**Task inputs:**
::::::::
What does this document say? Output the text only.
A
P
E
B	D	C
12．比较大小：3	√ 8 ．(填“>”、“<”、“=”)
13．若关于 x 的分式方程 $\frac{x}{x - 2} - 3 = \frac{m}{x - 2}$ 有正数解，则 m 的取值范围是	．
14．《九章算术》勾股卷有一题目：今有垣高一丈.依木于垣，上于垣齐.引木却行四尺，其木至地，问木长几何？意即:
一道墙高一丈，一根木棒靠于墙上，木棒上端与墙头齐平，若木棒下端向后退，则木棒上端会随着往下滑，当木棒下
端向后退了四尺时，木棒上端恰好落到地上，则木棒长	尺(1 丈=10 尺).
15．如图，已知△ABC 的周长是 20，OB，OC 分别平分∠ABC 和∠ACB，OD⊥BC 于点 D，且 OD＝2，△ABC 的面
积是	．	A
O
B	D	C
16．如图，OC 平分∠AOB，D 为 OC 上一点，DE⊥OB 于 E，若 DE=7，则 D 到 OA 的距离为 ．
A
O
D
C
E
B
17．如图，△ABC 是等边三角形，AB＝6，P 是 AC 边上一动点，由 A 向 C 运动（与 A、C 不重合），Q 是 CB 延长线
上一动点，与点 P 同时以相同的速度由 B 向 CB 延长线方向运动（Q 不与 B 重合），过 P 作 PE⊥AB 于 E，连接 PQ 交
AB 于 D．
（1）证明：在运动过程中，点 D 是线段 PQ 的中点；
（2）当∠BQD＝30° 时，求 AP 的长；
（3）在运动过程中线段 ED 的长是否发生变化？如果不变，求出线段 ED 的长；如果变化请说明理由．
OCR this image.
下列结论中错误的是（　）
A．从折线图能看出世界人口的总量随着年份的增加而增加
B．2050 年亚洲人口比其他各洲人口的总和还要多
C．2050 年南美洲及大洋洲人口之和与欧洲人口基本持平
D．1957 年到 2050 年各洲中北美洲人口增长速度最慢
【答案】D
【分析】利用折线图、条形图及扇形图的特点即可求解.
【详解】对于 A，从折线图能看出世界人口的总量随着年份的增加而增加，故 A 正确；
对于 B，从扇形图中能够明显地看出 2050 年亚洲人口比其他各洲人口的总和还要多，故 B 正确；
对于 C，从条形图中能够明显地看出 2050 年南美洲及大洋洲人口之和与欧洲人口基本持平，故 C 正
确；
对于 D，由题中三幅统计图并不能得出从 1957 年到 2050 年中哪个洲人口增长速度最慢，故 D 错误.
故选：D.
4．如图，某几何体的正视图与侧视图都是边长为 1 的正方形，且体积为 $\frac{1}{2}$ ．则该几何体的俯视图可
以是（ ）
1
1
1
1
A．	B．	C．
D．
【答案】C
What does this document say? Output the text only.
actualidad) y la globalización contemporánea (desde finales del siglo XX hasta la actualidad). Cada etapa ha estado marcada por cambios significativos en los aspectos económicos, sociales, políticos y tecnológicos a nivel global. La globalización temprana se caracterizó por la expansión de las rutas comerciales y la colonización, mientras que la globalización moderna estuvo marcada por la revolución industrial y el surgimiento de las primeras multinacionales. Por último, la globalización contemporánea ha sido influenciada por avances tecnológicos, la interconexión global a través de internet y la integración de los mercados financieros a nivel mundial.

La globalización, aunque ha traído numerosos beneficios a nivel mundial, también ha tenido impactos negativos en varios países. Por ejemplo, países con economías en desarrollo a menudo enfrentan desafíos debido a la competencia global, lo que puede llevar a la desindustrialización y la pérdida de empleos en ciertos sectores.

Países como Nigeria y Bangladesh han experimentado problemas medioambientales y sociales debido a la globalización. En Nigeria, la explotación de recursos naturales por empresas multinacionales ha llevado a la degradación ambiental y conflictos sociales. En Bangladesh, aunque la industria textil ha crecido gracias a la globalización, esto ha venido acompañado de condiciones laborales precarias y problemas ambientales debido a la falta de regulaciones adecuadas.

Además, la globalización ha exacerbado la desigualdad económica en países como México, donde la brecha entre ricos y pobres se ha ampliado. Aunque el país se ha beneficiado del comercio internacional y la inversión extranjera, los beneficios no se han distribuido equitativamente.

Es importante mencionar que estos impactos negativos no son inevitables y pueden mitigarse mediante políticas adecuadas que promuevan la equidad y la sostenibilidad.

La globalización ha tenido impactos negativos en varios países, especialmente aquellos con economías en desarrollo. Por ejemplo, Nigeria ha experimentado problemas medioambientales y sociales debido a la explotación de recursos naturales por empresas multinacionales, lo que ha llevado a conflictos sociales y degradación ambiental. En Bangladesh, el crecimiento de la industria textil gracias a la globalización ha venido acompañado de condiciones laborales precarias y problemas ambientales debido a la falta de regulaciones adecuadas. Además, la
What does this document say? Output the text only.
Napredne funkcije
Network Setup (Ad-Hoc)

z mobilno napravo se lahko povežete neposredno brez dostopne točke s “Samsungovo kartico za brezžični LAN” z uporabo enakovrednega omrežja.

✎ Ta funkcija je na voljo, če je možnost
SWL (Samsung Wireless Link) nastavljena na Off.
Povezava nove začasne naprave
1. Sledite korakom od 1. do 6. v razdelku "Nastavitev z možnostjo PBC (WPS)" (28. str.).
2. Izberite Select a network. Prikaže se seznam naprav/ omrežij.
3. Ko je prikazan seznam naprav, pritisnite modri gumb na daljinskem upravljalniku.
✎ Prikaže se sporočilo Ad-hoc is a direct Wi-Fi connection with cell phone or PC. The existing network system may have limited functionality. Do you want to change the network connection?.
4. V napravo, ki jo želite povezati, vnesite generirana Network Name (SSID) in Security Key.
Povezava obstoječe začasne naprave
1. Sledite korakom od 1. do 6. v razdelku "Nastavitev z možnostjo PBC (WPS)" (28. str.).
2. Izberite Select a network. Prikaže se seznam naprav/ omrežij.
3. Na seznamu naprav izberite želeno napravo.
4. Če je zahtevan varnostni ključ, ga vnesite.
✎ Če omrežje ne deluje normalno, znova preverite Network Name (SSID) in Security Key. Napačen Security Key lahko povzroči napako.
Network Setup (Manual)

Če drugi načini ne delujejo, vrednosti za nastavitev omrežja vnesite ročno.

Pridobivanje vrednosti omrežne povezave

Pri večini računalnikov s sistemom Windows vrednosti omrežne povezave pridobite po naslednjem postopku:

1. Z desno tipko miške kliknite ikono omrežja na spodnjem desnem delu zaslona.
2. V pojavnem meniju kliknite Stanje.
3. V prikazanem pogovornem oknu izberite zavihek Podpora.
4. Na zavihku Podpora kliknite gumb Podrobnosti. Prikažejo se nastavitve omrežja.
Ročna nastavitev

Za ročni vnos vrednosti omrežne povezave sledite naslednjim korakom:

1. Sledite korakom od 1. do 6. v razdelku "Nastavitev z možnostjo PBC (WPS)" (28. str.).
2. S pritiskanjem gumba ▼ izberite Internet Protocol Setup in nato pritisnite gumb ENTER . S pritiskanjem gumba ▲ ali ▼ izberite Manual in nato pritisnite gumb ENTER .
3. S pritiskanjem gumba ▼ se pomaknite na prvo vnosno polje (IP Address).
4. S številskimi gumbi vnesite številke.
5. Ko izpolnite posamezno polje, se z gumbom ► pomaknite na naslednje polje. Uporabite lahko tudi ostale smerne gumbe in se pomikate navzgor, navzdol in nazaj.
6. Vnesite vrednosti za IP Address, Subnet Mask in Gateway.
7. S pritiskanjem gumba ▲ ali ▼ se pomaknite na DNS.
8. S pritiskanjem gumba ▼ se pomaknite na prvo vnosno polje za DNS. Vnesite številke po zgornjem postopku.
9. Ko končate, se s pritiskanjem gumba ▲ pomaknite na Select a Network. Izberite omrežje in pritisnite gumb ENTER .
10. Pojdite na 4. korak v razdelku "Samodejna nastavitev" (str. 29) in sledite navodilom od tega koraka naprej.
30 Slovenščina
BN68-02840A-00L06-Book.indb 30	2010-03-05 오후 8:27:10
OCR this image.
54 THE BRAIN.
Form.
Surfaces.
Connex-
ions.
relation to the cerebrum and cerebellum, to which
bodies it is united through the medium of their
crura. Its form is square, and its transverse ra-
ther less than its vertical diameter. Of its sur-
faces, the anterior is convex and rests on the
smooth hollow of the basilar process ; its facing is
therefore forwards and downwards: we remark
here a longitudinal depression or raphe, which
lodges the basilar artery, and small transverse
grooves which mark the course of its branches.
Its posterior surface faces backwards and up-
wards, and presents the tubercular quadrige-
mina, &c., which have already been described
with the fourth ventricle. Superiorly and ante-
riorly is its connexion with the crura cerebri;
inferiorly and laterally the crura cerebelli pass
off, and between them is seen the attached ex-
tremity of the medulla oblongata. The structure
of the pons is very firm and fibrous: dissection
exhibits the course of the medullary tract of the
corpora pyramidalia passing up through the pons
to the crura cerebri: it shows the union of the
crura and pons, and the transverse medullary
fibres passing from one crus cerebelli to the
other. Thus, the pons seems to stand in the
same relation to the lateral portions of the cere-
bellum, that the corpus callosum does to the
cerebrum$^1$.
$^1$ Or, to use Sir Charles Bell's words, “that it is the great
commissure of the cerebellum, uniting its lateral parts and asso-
::::::::
**Request:**
Copy each line of the entries that includes the word "relation".

**Answer to the exercise:**
relation to the cerebrum and cerebellum, to which
same relation to the lateral portions of the cere-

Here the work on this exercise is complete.